▶ Task to complete
According to the film review, which day does Victor decide to revisit?

▶ Selection
## Begin
Among a number of highlights at this year’s festival is the second feature for young French writer-director (and actor) Nicolas Bedos. What the film-marketing business might describe (correctly) as a crowd pleaser, it borrows its title from the period stretching between 1871 and 1914, between the end of the Franco-Prussian war and the beginning of World War 1, which retrospectively became known as “la belle époque”. For those looking back on it, the 43-year era constituted a golden age, a time of hope and prosperity, especially in contrast to what had preceded and followed it. But while it does give its name to a setting in the film, la belle époque’s only real relevance here is its function as a metaphor for the protagonist’s experiences.
The film’s plot is relatively simple. Victor (Daniel Auteuil) is a sexagenerian who’s withdrawn from the world, or is at least trying to: a former newspaper cartoonist, he has no interest in the digital age or in the company of family and friends. His psychoanalyst wife, Marianne (Fanny Ardant), is understandably fed up with him, one night throwing him out of their apartment. Her frustration with his cantankerousness has already led to her having an affair with his best friend and former employer, Francois (Dennis Podalydes), and his ongoing surliness has become more than she can tolerate.
Taking pity on his sad case of a father, Victor’s filmmaker son, Maxime (Michael Cohen), gives him a gift voucher to a company specialising in creating fantasy worlds for people who want to go back in time, or who just want to escape the realities of the time they’re in. Run by Maxime’s boyhood friend, Antoine (Guillaume Canet), Les Voyageurs du Temp constructs what are effectively film sets for clients eager to step into the past. Time travellers of a sort. Initially sceptical about what the experience might have to offer him, Victor nonetheless decides that he’d like to revisit the day when he first met Marianne, to be exact, May 16th, 1974.
## End
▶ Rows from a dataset
## Begin
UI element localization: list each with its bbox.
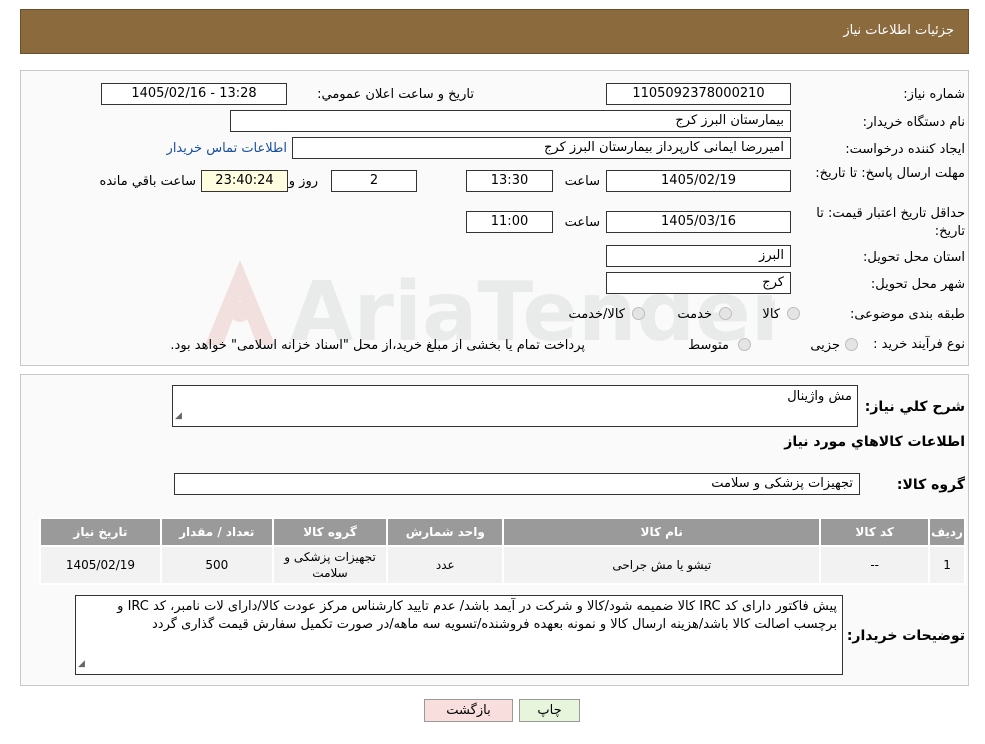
announce-label: تاریخ و ساعت اعلان عمومي: bbox=[317, 87, 474, 102]
need-number-field: 1105092378000210 bbox=[606, 83, 791, 105]
buyer-notes-field: پیش فاکتور دارای کد IRC کالا ضمیمه شود/ک… bbox=[75, 595, 843, 675]
category-option-goods-service: کالا/خدمت bbox=[568, 307, 625, 322]
cell-quantity: 500 bbox=[159, 545, 274, 585]
cell-goods-group: تجهیزات پزشکی و سلامت bbox=[271, 545, 389, 585]
col-row-number: رديف bbox=[928, 517, 966, 547]
cell-goods-code: -- bbox=[819, 545, 931, 585]
buyer-org-field: بیمارستان البرز کرج bbox=[230, 110, 791, 132]
summary-label: شرح کلي نياز: bbox=[864, 399, 965, 415]
announce-datetime-field: 1405/02/16 - 13:28 bbox=[101, 83, 287, 105]
category-option-service: خدمت bbox=[677, 307, 712, 322]
summary-text: مش واژینال bbox=[787, 389, 852, 404]
process-radio-medium[interactable] bbox=[738, 338, 751, 351]
process-option-medium: متوسط bbox=[688, 338, 729, 353]
cell-unit: عدد bbox=[386, 545, 505, 585]
validity-time-label: ساعت bbox=[564, 215, 600, 230]
goods-info-title: اطلاعات کالاهاي مورد نياز bbox=[784, 434, 965, 450]
category-radio-service[interactable] bbox=[719, 307, 732, 320]
process-radio-minor[interactable] bbox=[845, 338, 858, 351]
creator-field: امیررضا ایمانی کارپرداز بیمارستان البرز … bbox=[292, 137, 791, 159]
process-option-minor: جزیی bbox=[810, 338, 840, 353]
province-field: البرز bbox=[606, 245, 791, 267]
city-field: کرج bbox=[606, 272, 791, 294]
table-row: 1 -- تیشو یا مش جراحی عدد تجهیزات پزشکی … bbox=[39, 545, 966, 585]
col-goods-code: کد کالا bbox=[819, 517, 931, 547]
deadline-label-text: مهلت ارسال پاسخ: تا تاریخ: bbox=[815, 166, 965, 181]
buyer-contact-link[interactable]: اطلاعات تماس خریدار bbox=[167, 141, 287, 156]
cell-goods-name: تیشو یا مش جراحی bbox=[502, 545, 822, 585]
need-number-label: شماره نیاز: bbox=[903, 87, 965, 102]
col-unit: واحد شمارش bbox=[386, 517, 505, 547]
deadline-date-field: 1405/02/19 bbox=[606, 170, 791, 192]
col-quantity: تعداد / مقدار bbox=[159, 517, 274, 547]
page-title: جزئیات اطلاعات نیاز bbox=[843, 23, 954, 38]
buyer-org-label: نام دستگاه خریدار: bbox=[862, 115, 965, 130]
buyer-notes-label: توضیحات خریدار: bbox=[846, 628, 965, 644]
process-note: پرداخت تمام یا بخشی از مبلغ خرید،از محل … bbox=[170, 338, 585, 353]
cell-row-number: 1 bbox=[928, 545, 966, 585]
remaining-time-label: ساعت باقي مانده bbox=[99, 174, 196, 189]
goods-group-label: گروه کالا: bbox=[896, 477, 965, 493]
category-option-goods: کالا bbox=[762, 307, 780, 322]
validity-label-text: حداقل تاریخ اعتبار قیمت: تا تاریخ: bbox=[816, 206, 965, 239]
validity-label: حداقل تاریخ اعتبار قیمت: تا تاریخ: bbox=[795, 205, 965, 241]
category-radio-goods-service[interactable] bbox=[632, 307, 645, 320]
page-header: جزئیات اطلاعات نیاز bbox=[20, 9, 969, 54]
buyer-notes-text: پیش فاکتور دارای کد IRC کالا ضمیمه شود/ک… bbox=[117, 599, 837, 632]
creator-label: ایجاد کننده درخواست: bbox=[845, 142, 965, 157]
summary-field: مش واژینال ◢ bbox=[172, 385, 858, 427]
process-label: نوع فرآیند خرید : bbox=[873, 337, 965, 352]
col-goods-group: گروه کالا bbox=[271, 517, 389, 547]
deadline-time-field: 13:30 bbox=[466, 170, 553, 192]
deadline-time-label: ساعت bbox=[564, 174, 600, 189]
resize-grip-icon[interactable]: ◢ bbox=[78, 655, 85, 673]
col-goods-name: نام کالا bbox=[502, 517, 822, 547]
goods-group-field: تجهیزات پزشکی و سلامت bbox=[174, 473, 860, 495]
deadline-label: مهلت ارسال پاسخ: تا تاریخ: bbox=[795, 164, 965, 184]
items-table: رديف کد کالا نام کالا واحد شمارش گروه کا… bbox=[39, 517, 966, 585]
print-button[interactable]: چاپ bbox=[519, 699, 580, 722]
validity-date-field: 1405/03/16 bbox=[606, 211, 791, 233]
resize-grip-icon[interactable]: ◢ bbox=[175, 407, 182, 425]
category-radio-goods[interactable] bbox=[787, 307, 800, 320]
col-need-date: تاریخ نیاز bbox=[39, 517, 162, 547]
cell-need-date: 1405/02/19 bbox=[39, 545, 162, 585]
items-table-header: رديف کد کالا نام کالا واحد شمارش گروه کا… bbox=[39, 517, 966, 547]
category-label: طبقه بندی موضوعی: bbox=[849, 307, 965, 322]
days-remaining-field: 2 bbox=[331, 170, 417, 192]
validity-time-field: 11:00 bbox=[466, 211, 553, 233]
remaining-time-field: 23:40:24 bbox=[201, 170, 288, 192]
back-button[interactable]: بازگشت bbox=[424, 699, 513, 722]
days-label: روز و bbox=[288, 174, 318, 189]
province-label: استان محل تحویل: bbox=[863, 250, 965, 265]
city-label: شهر محل تحویل: bbox=[870, 277, 965, 292]
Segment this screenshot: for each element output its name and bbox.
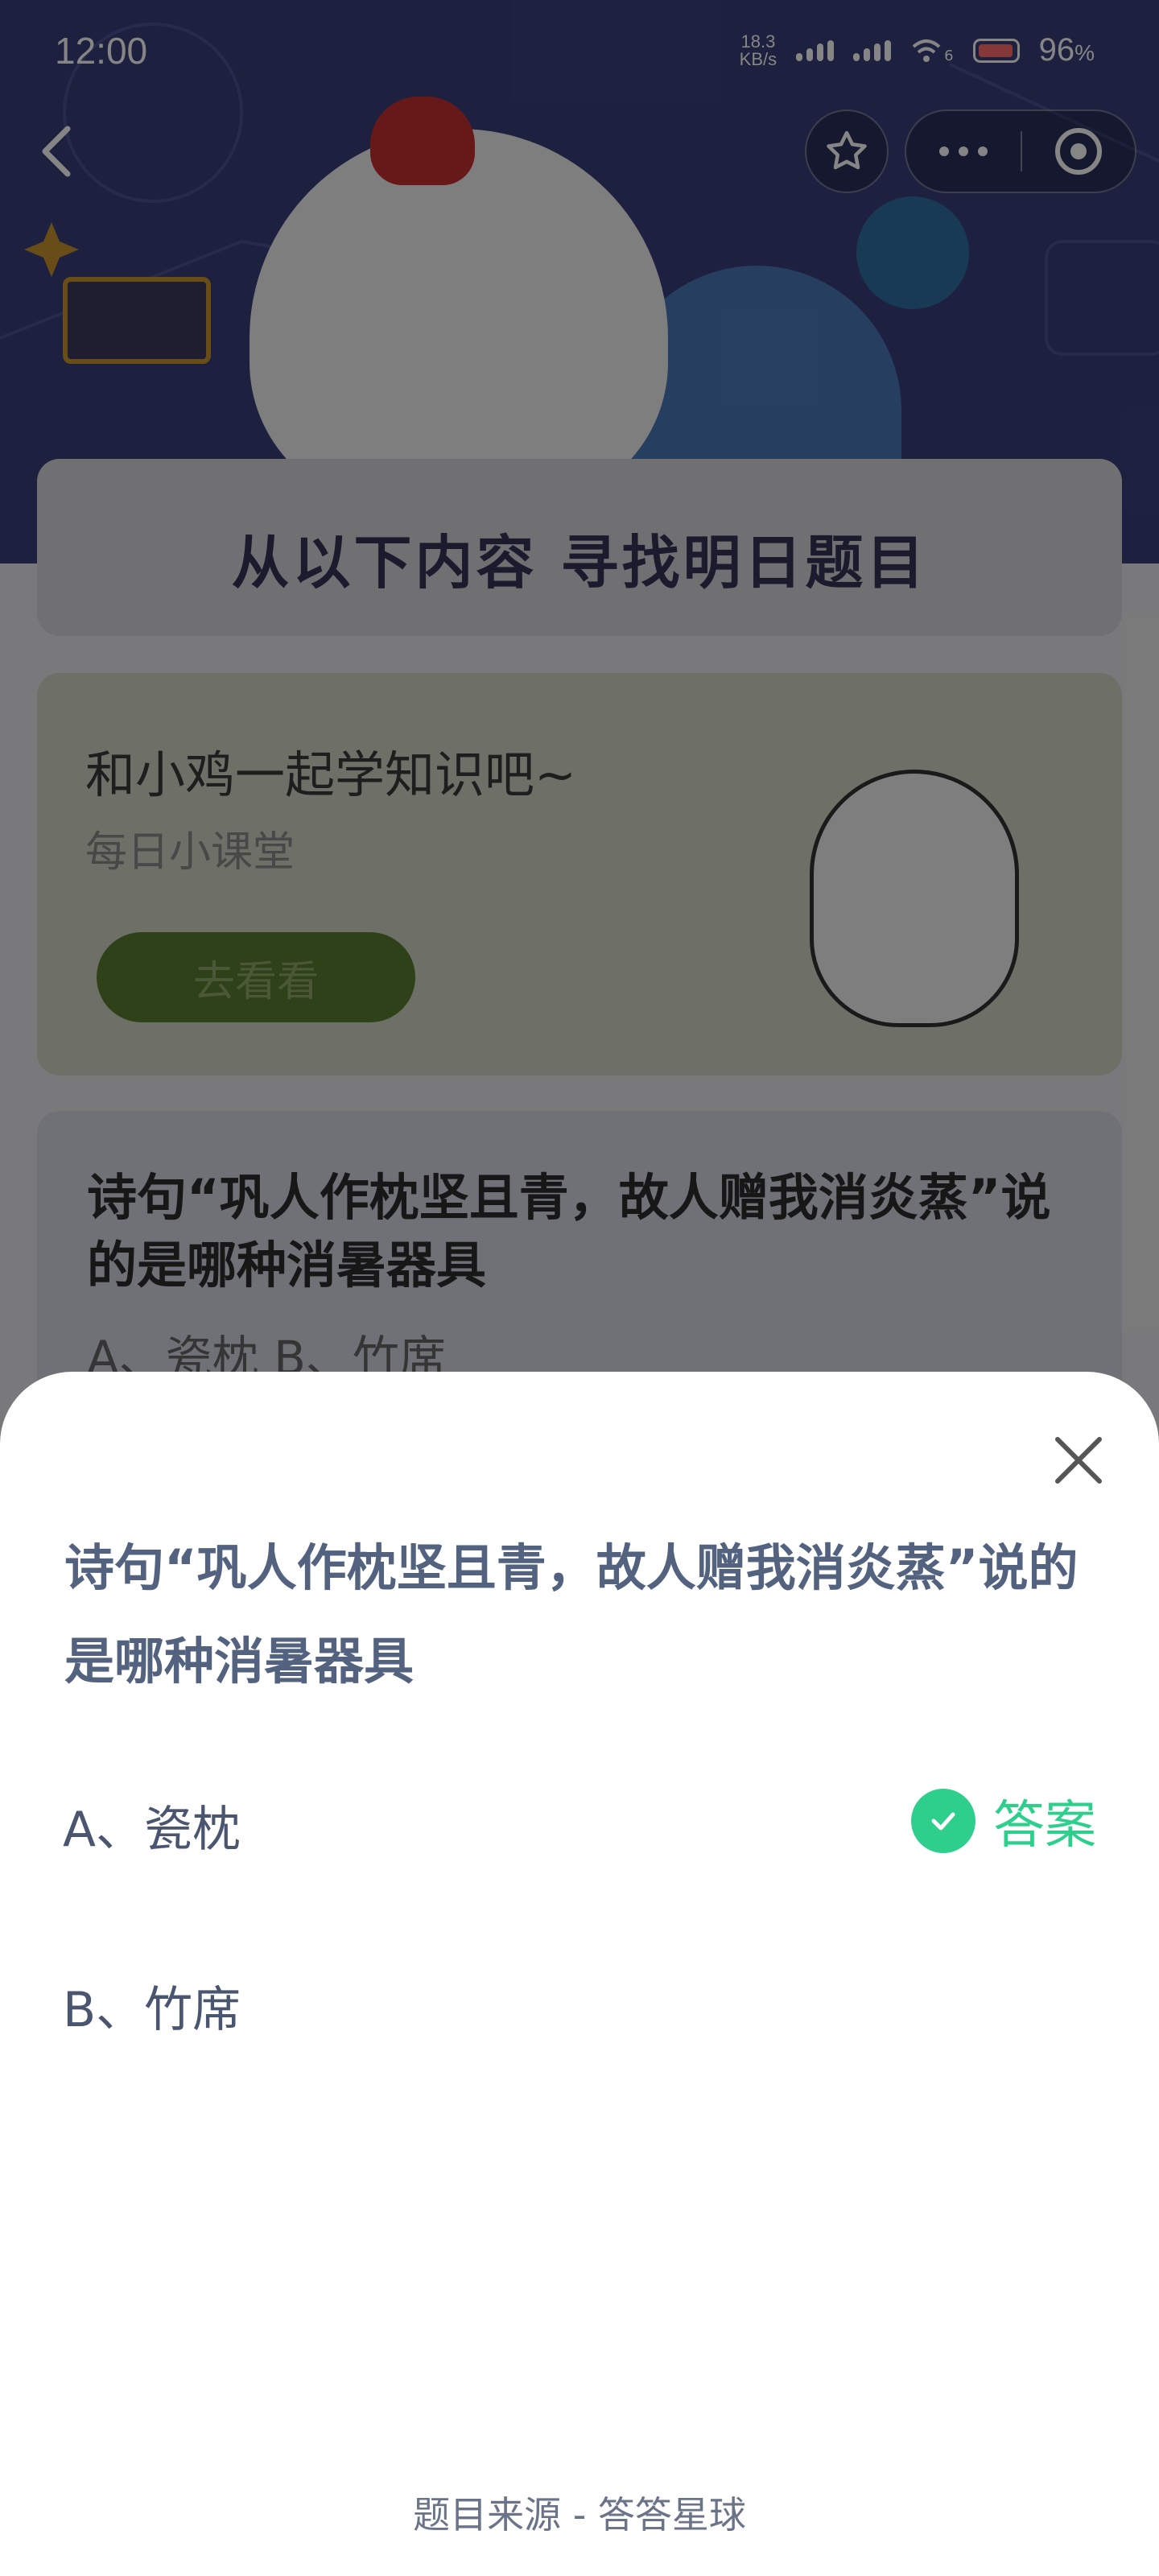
## End
▶ Result of this task
May 16th, 1974, the day he first met Marianne.